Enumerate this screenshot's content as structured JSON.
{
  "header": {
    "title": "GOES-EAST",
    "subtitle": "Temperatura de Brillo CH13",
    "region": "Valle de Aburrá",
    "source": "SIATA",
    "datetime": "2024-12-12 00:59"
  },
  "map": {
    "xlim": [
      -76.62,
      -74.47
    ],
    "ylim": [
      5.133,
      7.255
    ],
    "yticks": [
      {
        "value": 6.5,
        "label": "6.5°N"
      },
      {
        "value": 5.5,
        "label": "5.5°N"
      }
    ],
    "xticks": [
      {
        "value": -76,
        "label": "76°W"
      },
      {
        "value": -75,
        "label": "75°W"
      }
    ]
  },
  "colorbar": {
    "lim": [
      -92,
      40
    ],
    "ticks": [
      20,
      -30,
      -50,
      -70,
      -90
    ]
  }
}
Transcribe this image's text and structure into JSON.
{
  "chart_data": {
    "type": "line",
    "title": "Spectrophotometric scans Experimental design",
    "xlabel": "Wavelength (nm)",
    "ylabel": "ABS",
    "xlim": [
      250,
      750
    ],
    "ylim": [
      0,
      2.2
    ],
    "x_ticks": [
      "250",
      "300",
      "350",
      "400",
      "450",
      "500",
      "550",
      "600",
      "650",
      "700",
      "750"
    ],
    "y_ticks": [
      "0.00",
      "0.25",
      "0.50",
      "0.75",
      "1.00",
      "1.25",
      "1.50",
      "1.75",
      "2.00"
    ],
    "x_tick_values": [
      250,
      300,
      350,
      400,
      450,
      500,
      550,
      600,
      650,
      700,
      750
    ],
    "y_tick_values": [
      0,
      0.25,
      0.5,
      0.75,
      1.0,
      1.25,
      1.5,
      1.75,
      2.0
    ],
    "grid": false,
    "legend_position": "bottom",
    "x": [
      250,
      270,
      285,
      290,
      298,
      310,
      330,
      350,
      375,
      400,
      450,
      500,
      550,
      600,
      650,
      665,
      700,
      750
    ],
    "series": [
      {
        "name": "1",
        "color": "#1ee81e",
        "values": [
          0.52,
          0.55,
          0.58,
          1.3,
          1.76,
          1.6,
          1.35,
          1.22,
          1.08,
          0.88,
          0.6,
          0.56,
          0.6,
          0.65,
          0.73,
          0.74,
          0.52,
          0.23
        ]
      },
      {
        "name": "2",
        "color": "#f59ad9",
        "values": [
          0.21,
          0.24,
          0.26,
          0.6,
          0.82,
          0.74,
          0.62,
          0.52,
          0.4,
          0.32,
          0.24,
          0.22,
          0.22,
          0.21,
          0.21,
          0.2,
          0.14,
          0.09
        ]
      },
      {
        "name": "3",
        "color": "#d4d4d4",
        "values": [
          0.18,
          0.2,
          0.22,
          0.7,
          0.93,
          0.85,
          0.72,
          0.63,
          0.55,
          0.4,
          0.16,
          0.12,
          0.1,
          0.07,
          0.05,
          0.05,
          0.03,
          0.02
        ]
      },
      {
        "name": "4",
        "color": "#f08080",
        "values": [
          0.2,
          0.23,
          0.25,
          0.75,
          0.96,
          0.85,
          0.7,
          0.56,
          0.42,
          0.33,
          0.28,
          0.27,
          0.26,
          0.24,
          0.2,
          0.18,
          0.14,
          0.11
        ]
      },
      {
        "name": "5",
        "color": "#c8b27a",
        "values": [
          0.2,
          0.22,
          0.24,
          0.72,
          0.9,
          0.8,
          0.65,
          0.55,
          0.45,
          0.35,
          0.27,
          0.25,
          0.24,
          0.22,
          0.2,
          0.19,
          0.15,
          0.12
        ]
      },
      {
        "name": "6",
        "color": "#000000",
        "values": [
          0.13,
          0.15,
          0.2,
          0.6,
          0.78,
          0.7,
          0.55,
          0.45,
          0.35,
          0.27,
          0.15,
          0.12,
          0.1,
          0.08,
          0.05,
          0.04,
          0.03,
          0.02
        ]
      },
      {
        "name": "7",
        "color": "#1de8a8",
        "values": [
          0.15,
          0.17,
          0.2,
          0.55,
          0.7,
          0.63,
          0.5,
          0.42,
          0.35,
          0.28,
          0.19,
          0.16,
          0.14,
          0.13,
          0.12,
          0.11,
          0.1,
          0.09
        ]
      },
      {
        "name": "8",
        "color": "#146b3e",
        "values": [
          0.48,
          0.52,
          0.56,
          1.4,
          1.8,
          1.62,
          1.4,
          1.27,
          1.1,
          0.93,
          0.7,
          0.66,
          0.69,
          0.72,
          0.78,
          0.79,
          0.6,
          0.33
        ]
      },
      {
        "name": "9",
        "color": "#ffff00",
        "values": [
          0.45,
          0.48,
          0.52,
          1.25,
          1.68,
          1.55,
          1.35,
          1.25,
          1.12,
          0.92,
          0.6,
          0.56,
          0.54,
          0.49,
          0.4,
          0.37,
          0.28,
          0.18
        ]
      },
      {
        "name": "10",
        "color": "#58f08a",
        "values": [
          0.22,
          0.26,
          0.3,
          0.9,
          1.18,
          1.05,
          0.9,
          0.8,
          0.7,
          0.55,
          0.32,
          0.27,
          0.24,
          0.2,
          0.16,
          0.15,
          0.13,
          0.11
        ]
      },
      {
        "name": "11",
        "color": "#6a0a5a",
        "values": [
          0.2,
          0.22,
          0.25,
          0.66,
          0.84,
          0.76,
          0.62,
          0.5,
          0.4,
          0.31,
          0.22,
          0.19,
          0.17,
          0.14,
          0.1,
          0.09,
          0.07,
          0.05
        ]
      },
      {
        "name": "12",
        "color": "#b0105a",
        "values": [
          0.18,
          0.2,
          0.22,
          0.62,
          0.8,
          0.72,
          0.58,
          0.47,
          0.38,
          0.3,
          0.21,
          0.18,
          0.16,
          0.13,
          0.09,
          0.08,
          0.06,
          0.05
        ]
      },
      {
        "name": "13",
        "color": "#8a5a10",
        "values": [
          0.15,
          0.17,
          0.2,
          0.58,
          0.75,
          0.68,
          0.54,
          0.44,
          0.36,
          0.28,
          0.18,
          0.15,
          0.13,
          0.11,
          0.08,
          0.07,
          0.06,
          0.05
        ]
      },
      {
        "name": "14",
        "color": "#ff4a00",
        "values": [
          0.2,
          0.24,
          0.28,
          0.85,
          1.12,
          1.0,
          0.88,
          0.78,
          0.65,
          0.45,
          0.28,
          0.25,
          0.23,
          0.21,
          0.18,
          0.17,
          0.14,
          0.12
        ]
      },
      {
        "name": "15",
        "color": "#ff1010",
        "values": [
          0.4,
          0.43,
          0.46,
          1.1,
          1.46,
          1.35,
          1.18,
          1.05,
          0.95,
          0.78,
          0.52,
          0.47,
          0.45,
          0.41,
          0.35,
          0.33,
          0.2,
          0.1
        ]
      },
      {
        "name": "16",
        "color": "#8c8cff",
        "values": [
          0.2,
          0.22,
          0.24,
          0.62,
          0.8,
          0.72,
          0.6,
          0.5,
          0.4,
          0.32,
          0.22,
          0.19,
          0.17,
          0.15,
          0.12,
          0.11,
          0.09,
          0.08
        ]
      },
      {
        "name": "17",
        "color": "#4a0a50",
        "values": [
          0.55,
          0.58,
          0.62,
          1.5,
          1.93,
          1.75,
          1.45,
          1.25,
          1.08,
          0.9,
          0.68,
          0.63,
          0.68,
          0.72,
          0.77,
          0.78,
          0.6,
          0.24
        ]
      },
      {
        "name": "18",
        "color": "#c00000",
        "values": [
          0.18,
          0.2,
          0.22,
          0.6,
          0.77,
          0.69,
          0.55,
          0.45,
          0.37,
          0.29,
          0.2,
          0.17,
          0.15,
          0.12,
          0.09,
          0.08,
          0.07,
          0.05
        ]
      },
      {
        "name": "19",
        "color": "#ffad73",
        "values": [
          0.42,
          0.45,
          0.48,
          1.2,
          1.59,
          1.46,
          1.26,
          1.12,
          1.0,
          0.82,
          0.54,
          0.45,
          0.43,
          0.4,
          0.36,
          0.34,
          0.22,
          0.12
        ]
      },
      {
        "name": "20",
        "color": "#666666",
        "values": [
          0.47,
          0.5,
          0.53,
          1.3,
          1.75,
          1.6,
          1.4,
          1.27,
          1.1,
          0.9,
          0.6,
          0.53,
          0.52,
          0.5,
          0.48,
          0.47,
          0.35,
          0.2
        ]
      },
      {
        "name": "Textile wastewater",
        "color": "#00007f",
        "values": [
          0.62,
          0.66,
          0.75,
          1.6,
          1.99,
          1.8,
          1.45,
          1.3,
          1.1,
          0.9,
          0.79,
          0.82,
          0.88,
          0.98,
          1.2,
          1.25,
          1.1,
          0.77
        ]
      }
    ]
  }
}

--

* _SHORT TASK_: Report all lines of the material that contain the word "this".

* _FINISHED TASK_:
Enumerate this screenshot's content as structured JSON.
Transcribe this image's text and structure into JSON.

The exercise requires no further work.